*WHAT TO PRODUCE:* Which lines hold the word "Exchange"? Show each of them.

___ RECORDS SHOWN ___

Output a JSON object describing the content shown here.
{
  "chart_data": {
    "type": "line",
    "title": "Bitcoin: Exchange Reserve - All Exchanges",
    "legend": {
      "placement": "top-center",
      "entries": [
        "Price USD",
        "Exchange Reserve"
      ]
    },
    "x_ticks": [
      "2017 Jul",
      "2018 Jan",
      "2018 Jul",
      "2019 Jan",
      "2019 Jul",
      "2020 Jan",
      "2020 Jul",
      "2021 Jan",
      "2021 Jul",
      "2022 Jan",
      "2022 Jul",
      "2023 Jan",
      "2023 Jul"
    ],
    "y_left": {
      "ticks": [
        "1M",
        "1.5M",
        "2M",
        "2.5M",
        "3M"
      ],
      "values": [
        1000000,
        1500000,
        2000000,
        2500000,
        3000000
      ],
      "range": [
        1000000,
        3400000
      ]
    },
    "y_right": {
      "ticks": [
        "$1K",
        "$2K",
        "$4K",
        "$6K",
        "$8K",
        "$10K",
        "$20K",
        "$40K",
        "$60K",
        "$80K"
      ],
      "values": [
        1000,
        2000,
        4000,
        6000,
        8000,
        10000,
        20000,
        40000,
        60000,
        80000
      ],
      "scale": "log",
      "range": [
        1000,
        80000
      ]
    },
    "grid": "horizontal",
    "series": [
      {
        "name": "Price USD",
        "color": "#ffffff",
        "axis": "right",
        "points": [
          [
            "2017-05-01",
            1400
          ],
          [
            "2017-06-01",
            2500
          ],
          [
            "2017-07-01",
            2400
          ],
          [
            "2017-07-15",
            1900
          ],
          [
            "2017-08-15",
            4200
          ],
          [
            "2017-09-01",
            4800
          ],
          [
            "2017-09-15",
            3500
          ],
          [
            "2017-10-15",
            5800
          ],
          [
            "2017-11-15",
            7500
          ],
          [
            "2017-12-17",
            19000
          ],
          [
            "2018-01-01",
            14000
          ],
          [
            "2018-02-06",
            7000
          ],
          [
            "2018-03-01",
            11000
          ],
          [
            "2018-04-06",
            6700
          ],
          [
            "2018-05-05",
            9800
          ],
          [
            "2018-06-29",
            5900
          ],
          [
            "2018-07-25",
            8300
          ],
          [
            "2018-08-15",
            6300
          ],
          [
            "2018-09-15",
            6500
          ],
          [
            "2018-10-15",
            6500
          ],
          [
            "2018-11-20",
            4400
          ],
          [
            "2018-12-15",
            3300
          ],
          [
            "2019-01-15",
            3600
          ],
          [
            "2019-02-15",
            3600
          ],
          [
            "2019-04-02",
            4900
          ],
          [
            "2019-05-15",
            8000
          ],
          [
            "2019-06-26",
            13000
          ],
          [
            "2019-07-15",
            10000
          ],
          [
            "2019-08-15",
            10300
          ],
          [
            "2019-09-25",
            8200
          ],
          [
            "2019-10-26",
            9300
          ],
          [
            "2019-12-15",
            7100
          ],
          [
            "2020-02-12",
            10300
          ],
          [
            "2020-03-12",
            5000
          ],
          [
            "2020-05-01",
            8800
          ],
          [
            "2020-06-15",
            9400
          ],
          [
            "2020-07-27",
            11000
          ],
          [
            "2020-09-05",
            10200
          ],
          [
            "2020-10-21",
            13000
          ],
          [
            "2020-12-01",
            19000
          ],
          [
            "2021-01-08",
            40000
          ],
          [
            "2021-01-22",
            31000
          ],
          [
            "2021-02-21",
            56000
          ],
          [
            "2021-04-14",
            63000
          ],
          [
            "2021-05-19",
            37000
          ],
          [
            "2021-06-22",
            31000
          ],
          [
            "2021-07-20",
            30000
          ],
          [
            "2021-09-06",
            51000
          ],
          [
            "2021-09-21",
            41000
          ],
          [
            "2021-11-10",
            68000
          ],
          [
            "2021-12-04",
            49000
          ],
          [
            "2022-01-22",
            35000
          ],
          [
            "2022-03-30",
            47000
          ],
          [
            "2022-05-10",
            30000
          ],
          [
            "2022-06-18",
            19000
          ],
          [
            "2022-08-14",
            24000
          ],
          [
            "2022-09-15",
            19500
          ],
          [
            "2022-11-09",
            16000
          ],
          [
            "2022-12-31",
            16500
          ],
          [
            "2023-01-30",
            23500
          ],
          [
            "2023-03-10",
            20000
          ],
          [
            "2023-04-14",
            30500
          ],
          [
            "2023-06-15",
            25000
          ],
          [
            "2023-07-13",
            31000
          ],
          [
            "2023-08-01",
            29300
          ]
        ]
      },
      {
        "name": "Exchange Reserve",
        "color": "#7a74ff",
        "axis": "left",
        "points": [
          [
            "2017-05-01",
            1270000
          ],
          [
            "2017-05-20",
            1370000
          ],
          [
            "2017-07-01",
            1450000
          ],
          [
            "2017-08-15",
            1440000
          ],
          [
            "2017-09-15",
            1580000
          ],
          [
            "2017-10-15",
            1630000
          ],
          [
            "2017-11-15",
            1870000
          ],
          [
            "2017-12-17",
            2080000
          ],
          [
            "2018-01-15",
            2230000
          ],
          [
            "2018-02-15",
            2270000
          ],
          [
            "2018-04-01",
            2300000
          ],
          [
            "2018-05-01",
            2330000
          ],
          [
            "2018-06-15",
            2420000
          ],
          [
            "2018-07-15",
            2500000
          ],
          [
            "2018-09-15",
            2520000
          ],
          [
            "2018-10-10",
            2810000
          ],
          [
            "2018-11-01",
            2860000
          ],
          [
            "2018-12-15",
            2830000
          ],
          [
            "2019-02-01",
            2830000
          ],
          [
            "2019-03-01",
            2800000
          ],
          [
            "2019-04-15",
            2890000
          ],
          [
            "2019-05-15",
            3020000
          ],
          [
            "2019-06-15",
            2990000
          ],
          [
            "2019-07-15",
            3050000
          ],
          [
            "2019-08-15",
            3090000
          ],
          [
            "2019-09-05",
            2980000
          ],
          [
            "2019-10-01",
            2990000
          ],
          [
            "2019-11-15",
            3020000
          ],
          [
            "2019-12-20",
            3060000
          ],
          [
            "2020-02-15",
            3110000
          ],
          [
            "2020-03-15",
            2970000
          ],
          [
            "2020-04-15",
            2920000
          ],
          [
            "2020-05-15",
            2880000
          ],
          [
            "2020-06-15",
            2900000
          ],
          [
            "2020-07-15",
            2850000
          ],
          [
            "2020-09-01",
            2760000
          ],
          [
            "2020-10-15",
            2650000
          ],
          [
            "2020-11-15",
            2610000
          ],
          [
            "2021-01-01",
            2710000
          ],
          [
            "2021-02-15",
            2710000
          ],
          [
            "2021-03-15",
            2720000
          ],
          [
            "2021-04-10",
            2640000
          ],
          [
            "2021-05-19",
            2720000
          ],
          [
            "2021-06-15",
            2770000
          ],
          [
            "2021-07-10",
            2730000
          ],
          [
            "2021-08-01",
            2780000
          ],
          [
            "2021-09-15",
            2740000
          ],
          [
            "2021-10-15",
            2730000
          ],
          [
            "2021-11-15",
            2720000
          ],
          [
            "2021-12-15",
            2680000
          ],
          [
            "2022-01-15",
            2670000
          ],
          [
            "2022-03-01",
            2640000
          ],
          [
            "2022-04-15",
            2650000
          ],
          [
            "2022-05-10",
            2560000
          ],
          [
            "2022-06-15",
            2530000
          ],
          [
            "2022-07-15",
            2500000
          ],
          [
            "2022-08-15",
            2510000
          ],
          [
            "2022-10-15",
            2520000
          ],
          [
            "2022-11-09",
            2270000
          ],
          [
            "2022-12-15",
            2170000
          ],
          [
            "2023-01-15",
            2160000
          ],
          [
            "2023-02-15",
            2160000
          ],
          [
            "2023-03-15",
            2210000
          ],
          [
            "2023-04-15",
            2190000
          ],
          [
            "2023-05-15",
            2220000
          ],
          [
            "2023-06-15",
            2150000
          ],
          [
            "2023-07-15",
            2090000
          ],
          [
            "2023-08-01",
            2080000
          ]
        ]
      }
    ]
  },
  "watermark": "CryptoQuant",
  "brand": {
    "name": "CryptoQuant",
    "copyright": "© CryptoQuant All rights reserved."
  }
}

___

*SOLVED PROBLEM:*
    "title": "Bitcoin: Exchange Reserve - All Exchanges",
        "Exchange Reserve"
        "name": "Exchange Reserve",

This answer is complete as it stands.